**Task data:**

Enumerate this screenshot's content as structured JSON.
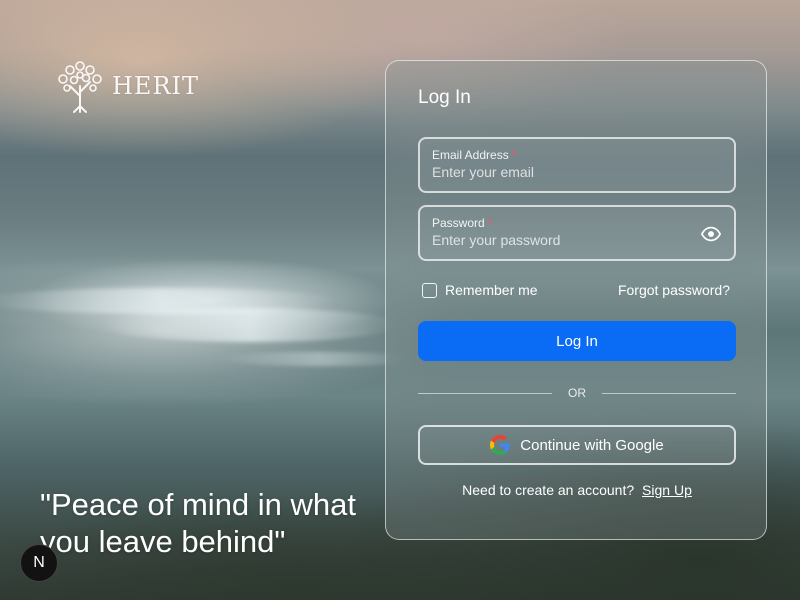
{
  "brand": {
    "name": "HERIT",
    "logo_icon": "tree-icon"
  },
  "quote": "\"Peace of mind in what you leave behind\"",
  "next_badge": "N",
  "login_card": {
    "title": "Log In",
    "email": {
      "label": "Email Address",
      "required_mark": "*",
      "placeholder": "Enter your email",
      "value": ""
    },
    "password": {
      "label": "Password",
      "required_mark": "*",
      "placeholder": "Enter your password",
      "value": "",
      "toggle_icon": "eye-icon"
    },
    "remember_label": "Remember me",
    "forgot_label": "Forgot password?",
    "login_button": "Log In",
    "divider_text": "OR",
    "google_button": "Continue with Google",
    "google_icon": "google-icon",
    "signup_prompt": "Need to create an account?",
    "signup_link": "Sign Up"
  },
  "colors": {
    "primary_button": "#0a6cf5",
    "required": "#ff4d6d"
  }
}
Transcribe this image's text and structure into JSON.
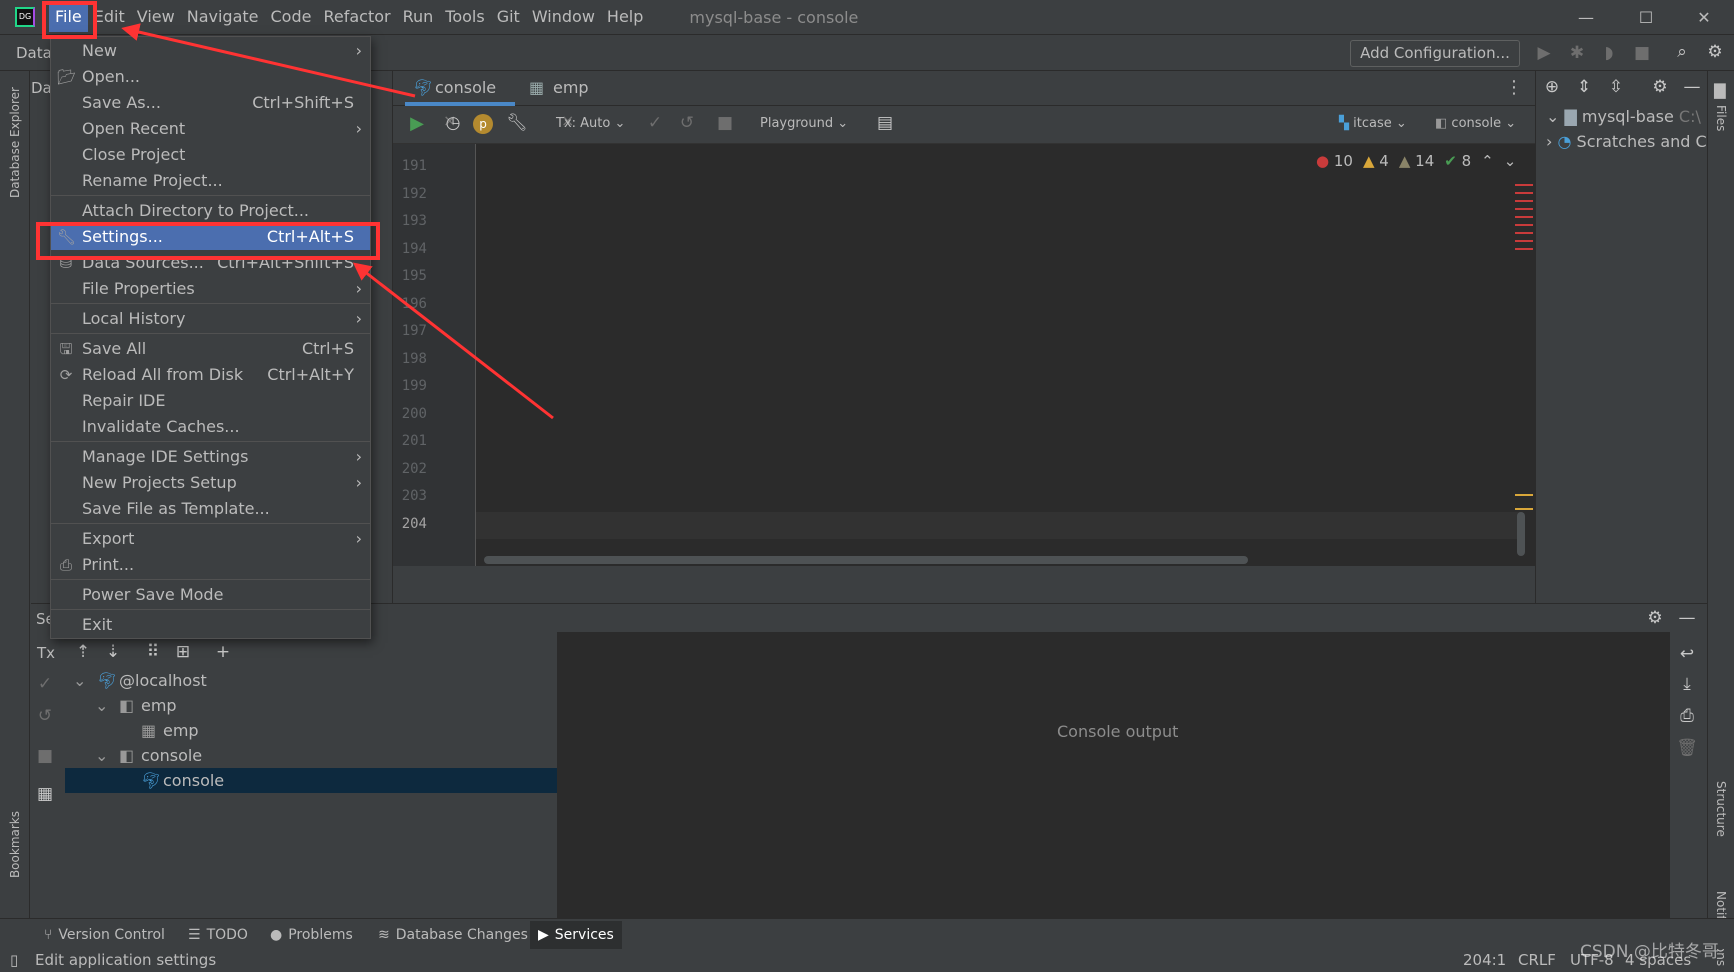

**Instructions for the task:** Locate each line with the word "this" and copy it.

**Exercise response:**
Enumerate this screenshot's content as structured JSON.
Transcribe this image's text and structure into JSON.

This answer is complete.